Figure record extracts
::::::::

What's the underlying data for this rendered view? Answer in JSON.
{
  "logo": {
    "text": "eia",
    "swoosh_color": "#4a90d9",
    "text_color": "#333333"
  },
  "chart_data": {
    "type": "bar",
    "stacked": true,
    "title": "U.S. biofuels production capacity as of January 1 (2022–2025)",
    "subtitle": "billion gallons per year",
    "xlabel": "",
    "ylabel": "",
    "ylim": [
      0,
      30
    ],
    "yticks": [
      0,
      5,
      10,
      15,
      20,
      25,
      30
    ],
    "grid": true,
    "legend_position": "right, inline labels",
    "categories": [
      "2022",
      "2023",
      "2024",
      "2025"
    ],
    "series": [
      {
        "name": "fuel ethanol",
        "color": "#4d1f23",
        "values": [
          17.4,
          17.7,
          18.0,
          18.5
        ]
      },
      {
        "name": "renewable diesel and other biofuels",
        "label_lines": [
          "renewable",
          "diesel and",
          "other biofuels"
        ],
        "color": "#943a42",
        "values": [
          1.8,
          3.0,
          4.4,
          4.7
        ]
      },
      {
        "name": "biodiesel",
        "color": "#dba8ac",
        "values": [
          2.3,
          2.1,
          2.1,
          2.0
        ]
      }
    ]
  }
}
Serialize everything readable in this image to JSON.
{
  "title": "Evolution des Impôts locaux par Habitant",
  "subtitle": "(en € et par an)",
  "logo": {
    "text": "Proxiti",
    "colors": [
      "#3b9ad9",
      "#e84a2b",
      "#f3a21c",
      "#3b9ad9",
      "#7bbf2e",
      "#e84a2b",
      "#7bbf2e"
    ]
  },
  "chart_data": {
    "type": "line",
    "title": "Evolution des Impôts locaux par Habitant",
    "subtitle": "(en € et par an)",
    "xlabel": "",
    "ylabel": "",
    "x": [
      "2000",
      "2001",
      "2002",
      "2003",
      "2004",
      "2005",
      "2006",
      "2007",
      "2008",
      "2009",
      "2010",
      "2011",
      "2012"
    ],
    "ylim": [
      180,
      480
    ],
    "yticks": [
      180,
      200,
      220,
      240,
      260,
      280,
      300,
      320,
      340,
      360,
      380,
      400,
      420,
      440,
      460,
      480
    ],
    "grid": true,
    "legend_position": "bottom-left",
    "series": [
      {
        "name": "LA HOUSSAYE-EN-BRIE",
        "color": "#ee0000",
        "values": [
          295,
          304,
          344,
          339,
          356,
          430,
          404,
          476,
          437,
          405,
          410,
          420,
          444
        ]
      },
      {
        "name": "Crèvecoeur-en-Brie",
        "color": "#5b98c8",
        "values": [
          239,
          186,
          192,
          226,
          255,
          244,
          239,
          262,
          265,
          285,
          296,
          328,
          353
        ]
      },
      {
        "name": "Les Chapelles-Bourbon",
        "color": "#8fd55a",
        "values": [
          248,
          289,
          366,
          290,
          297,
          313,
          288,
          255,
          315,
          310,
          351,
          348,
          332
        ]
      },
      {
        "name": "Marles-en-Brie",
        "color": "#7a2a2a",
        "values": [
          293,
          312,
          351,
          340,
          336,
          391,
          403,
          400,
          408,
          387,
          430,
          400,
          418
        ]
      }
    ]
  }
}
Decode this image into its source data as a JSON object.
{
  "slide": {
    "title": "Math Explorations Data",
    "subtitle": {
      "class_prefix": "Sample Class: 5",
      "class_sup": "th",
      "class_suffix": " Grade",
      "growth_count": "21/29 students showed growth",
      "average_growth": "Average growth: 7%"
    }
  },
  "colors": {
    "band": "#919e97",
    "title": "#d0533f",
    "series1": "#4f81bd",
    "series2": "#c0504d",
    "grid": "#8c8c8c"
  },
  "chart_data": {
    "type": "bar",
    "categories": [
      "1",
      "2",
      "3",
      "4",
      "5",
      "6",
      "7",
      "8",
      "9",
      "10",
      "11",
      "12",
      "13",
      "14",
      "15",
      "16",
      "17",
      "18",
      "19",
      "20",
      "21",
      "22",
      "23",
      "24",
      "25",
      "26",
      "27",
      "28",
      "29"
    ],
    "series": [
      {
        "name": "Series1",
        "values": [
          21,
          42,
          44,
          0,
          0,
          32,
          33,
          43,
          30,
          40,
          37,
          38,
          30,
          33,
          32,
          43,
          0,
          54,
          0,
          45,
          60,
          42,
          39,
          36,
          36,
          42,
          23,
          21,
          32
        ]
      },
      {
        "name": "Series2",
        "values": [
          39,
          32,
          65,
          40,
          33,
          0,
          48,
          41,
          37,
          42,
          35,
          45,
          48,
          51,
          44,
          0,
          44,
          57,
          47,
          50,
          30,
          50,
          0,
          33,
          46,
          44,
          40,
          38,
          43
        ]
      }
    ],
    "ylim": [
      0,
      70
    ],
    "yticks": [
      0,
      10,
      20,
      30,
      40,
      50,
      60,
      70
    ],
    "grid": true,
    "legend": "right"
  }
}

::::::::

> [Description of the task]
Every record should be repeated exactly; please leave none out.

> [Written answer]
What's the underlying data for this rendered view? Answer in JSON.
{
  "logo": {
    "text": "eia",
    "swoosh_color": "#4a90d9",
    "text_color": "#333333"
  },
  "chart_data": {
    "type": "bar",
    "stacked": true,
    "title": "U.S. biofuels production capacity as of January 1 (2022–2025)",
    "subtitle": "billion gallons per year",
    "xlabel": "",
    "ylabel": "",
    "ylim": [
      0,
      30
    ],
    "yticks": [
      0,
      5,
      10,
      15,
      20,
      25,
      30
    ],
    "grid": true,
    "legend_position": "right, inline labels",
    "categories": [
      "2022",
      "2023",
      "2024",
      "2025"
    ],
    "series": [
      {
        "name": "fuel ethanol",
        "color": "#4d1f23",
        "values": [
          17.4,
          17.7,
          18.0,
          18.5
        ]
      },
      {
        "name": "renewable diesel and other biofuels",
        "label_lines": [
          "renewable",
          "diesel and",
          "other biofuels"
        ],
        "color": "#943a42",
        "values": [
          1.8,
          3.0,
          4.4,
          4.7
        ]
      },
      {
        "name": "biodiesel",
        "color": "#dba8ac",
        "values": [
          2.3,
          2.1,
          2.1,
          2.0
        ]
      }
    ]
  }
}
Serialize everything readable in this image to JSON.
{
  "title": "Evolution des Impôts locaux par Habitant",
  "subtitle": "(en € et par an)",
  "logo": {
    "text": "Proxiti",
    "colors": [
      "#3b9ad9",
      "#e84a2b",
      "#f3a21c",
      "#3b9ad9",
      "#7bbf2e",
      "#e84a2b",
      "#7bbf2e"
    ]
  },
  "chart_data": {
    "type": "line",
    "title": "Evolution des Impôts locaux par Habitant",
    "subtitle": "(en € et par an)",
    "xlabel": "",
    "ylabel": "",
    "x": [
      "2000",
      "2001",
      "2002",
      "2003",
      "2004",
      "2005",
      "2006",
      "2007",
      "2008",
      "2009",
      "2010",
      "2011",
      "2012"
    ],
    "ylim": [
      180,
      480
    ],
    "yticks": [
      180,
      200,
      220,
      240,
      260,
      280,
      300,
      320,
      340,
      360,
      380,
      400,
      420,
      440,
      460,
      480
    ],
    "grid": true,
    "legend_position": "bottom-left",
    "series": [
      {
        "name": "LA HOUSSAYE-EN-BRIE",
        "color": "#ee0000",
        "values": [
          295,
          304,
          344,
          339,
          356,
          430,
          404,
          476,
          437,
          405,
          410,
          420,
          444
        ]
      },
      {
        "name": "Crèvecoeur-en-Brie",
        "color": "#5b98c8",
        "values": [
          239,
          186,
          192,
          226,
          255,
          244,
          239,
          262,
          265,
          285,
          296,
          328,
          353
        ]
      },
      {
        "name": "Les Chapelles-Bourbon",
        "color": "#8fd55a",
        "values": [
          248,
          289,
          366,
          290,
          297,
          313,
          288,
          255,
          315,
          310,
          351,
          348,
          332
        ]
      },
      {
        "name": "Marles-en-Brie",
        "color": "#7a2a2a",
        "values": [
          293,
          312,
          351,
          340,
          336,
          391,
          403,
          400,
          408,
          387,
          430,
          400,
          418
        ]
      }
    ]
  }
}
Decode this image into its source data as a JSON object.
{
  "slide": {
    "title": "Math Explorations Data",
    "subtitle": {
      "class_prefix": "Sample Class: 5",
      "class_sup": "th",
      "class_suffix": " Grade",
      "growth_count": "21/29 students showed growth",
      "average_growth": "Average growth: 7%"
    }
  },
  "colors": {
    "band": "#919e97",
    "title": "#d0533f",
    "series1": "#4f81bd",
    "series2": "#c0504d",
    "grid": "#8c8c8c"
  },
  "chart_data": {
    "type": "bar",
    "categories": [
      "1",
      "2",
      "3",
      "4",
      "5",
      "6",
      "7",
      "8",
      "9",
      "10",
      "11",
      "12",
      "13",
      "14",
      "15",
      "16",
      "17",
      "18",
      "19",
      "20",
      "21",
      "22",
      "23",
      "24",
      "25",
      "26",
      "27",
      "28",
      "29"
    ],
    "series": [
      {
        "name": "Series1",
        "values": [
          21,
          42,
          44,
          0,
          0,
          32,
          33,
          43,
          30,
          40,
          37,
          38,
          30,
          33,
          32,
          43,
          0,
          54,
          0,
          45,
          60,
          42,
          39,
          36,
          36,
          42,
          23,
          21,
          32
        ]
      },
      {
        "name": "Series2",
        "values": [
          39,
          32,
          65,
          40,
          33,
          0,
          48,
          41,
          37,
          42,
          35,
          45,
          48,
          51,
          44,
          0,
          44,
          57,
          47,
          50,
          30,
          50,
          0,
          33,
          46,
          44,
          40,
          38,
          43
        ]
      }
    ],
    "ylim": [
      0,
      70
    ],
    "yticks": [
      0,
      10,
      20,
      30,
      40,
      50,
      60,
      70
    ],
    "grid": true,
    "legend": "right"
  }
}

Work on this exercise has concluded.